(What to do) Looking at the data below, count the lines that contain the string "assailant". Write only the total.

----- Dataset records -----

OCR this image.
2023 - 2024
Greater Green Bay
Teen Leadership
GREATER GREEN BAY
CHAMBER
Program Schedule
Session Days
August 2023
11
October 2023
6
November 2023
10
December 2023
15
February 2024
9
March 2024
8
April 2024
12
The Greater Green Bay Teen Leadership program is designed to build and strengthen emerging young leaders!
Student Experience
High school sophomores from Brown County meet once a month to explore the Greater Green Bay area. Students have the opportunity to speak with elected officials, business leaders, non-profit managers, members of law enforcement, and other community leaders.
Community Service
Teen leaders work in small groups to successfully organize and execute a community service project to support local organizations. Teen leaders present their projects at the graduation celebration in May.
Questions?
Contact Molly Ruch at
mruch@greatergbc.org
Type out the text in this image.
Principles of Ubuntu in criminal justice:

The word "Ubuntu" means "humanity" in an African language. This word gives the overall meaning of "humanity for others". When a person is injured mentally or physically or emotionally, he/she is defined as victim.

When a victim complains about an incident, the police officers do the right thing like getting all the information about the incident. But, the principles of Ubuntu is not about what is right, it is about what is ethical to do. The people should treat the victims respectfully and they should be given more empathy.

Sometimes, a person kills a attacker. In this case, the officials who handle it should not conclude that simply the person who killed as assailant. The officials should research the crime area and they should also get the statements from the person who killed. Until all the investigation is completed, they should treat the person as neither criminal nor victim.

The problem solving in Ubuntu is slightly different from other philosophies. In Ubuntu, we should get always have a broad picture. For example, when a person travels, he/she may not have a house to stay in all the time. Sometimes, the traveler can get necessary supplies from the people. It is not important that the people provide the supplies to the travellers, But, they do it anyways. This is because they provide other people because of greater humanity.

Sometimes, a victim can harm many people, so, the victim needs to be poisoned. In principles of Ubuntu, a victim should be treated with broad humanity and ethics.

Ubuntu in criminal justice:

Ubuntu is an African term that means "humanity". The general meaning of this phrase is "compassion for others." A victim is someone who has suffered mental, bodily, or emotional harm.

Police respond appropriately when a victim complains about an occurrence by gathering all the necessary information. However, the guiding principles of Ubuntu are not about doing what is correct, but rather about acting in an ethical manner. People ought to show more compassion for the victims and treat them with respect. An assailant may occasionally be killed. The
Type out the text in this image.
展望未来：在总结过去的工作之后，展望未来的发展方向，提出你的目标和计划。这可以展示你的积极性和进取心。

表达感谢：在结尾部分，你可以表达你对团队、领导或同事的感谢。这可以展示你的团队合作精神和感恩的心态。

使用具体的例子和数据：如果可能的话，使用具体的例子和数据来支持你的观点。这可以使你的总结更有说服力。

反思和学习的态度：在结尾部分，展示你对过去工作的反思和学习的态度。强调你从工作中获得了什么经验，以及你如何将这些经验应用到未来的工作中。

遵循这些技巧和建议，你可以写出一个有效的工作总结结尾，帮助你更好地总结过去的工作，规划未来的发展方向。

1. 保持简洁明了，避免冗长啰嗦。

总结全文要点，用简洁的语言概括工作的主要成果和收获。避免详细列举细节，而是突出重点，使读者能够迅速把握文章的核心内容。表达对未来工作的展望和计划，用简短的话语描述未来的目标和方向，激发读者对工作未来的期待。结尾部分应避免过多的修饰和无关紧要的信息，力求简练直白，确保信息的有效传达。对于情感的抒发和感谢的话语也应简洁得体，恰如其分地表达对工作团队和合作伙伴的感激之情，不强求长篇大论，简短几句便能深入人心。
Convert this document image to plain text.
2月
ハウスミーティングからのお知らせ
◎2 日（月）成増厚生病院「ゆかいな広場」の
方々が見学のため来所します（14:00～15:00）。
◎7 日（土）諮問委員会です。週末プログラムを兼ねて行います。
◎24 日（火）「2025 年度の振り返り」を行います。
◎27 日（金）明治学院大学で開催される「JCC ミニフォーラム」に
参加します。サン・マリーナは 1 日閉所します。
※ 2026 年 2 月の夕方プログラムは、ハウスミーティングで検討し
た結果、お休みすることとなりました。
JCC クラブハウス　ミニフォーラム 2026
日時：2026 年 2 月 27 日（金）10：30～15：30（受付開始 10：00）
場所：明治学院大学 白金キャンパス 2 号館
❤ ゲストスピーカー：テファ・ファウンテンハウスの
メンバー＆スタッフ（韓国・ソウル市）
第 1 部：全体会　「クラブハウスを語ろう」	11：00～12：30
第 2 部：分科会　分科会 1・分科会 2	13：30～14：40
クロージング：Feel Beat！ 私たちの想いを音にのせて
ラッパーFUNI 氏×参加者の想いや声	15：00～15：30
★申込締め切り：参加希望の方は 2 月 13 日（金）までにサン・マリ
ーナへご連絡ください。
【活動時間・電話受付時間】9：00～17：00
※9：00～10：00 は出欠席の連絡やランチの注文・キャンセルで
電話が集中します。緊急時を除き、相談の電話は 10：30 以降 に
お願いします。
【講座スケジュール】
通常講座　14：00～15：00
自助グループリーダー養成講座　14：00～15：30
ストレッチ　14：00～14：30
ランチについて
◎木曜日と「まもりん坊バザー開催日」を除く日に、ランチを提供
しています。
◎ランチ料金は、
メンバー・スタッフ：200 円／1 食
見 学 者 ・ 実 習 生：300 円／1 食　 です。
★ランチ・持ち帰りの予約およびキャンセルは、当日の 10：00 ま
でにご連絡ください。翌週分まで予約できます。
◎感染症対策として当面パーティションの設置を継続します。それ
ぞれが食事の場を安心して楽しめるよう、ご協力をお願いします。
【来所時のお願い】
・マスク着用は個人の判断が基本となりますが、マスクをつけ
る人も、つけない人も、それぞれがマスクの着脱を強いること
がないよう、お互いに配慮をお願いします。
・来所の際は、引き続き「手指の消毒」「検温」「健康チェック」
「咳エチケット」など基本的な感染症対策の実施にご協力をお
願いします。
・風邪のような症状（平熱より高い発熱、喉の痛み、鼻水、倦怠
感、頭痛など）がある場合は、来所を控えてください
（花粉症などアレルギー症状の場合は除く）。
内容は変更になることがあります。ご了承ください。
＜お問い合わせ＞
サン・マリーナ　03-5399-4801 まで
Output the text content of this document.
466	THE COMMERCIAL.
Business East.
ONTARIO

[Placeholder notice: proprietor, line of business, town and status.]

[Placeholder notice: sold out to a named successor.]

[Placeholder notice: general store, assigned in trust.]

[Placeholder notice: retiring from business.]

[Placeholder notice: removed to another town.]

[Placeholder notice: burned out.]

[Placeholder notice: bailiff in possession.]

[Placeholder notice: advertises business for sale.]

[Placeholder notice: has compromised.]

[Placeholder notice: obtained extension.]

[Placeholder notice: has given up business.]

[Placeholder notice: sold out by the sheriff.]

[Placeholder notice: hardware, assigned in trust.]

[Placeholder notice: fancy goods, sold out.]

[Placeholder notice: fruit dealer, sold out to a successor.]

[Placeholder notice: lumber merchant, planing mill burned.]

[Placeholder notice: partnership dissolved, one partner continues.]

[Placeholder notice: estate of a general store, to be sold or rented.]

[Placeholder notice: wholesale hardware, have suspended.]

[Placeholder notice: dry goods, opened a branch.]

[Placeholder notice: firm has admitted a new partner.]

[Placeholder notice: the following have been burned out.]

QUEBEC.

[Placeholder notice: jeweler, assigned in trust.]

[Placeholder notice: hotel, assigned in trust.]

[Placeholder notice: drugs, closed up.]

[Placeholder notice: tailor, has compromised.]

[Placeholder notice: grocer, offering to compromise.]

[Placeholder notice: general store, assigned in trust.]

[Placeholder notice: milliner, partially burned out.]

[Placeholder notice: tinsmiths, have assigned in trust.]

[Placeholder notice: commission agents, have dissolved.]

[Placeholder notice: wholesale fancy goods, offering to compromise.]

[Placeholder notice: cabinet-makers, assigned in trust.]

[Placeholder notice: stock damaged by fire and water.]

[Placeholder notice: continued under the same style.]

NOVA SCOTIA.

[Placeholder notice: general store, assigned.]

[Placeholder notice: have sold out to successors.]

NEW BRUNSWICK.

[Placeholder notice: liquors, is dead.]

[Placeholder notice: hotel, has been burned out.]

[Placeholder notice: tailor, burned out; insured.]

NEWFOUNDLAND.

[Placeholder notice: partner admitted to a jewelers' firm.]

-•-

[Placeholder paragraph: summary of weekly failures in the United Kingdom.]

-----

(Completed exercise) 2